A run of records:

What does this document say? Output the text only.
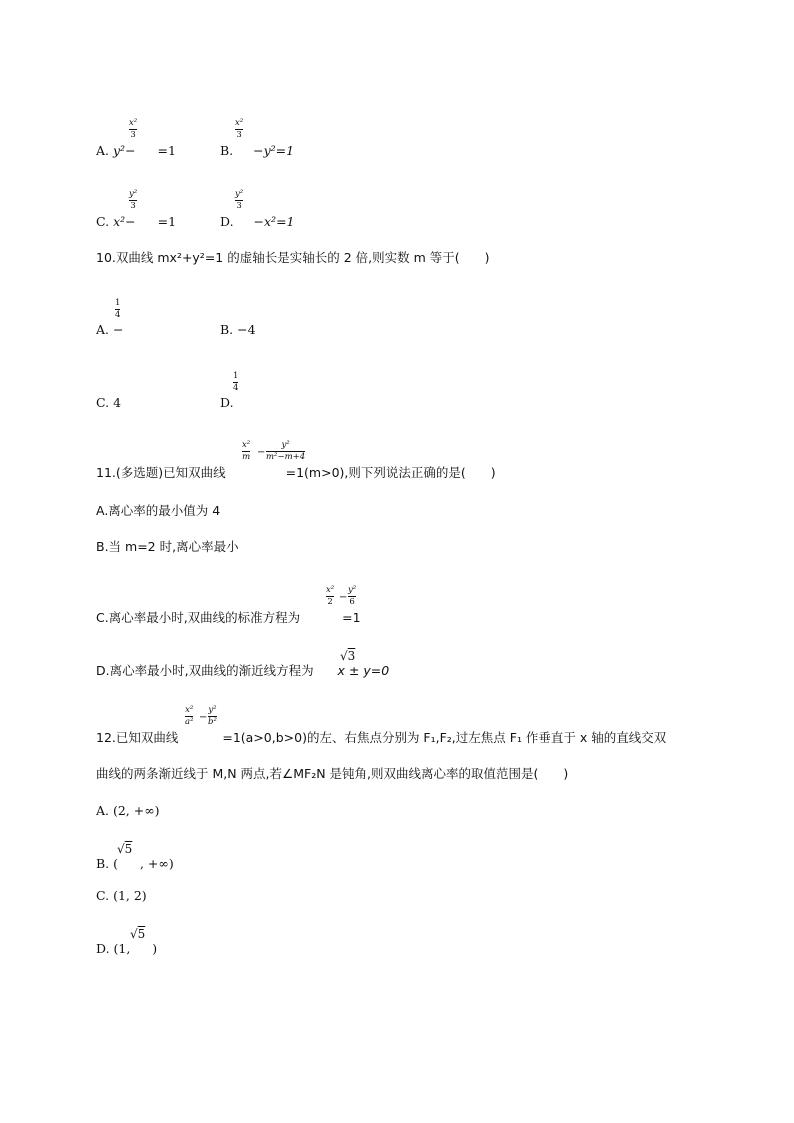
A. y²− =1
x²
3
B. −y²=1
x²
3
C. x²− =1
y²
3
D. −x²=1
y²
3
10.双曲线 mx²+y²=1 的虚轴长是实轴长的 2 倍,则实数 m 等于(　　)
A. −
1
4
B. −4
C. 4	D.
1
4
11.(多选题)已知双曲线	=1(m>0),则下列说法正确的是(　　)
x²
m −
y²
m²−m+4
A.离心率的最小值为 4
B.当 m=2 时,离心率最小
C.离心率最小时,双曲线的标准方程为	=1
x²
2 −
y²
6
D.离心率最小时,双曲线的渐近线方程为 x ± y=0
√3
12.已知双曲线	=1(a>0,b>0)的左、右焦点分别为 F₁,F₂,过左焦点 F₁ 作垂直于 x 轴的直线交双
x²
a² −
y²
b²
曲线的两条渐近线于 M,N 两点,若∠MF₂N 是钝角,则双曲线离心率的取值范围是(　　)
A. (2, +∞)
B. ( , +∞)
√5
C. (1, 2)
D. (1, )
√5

PROBLEM STATEMENT —
Write out again every line above exactly as given; the pictures do not belong in the copy.

SOLVED EXERCISE —
What does this document say? Output the text only.
A. y²− =1
x²
3
B. −y²=1
x²
3
C. x²− =1
y²
3
D. −x²=1
y²
3
10.双曲线 mx²+y²=1 的虚轴长是实轴长的 2 倍,则实数 m 等于(　　)
A. −
1
4
B. −4
C. 4	D.
1
4
11.(多选题)已知双曲线	=1(m>0),则下列说法正确的是(　　)
x²
m −
y²
m²−m+4
A.离心率的最小值为 4
B.当 m=2 时,离心率最小
C.离心率最小时,双曲线的标准方程为	=1
x²
2 −
y²
6
D.离心率最小时,双曲线的渐近线方程为 x ± y=0
√3
12.已知双曲线	=1(a>0,b>0)的左、右焦点分别为 F₁,F₂,过左焦点 F₁ 作垂直于 x 轴的直线交双
x²
a² −
y²
b²
曲线的两条渐近线于 M,N 两点,若∠MF₂N 是钝角,则双曲线离心率的取值范围是(　　)
A. (2, +∞)
B. ( , +∞)
√5
C. (1, 2)
D. (1, )
√5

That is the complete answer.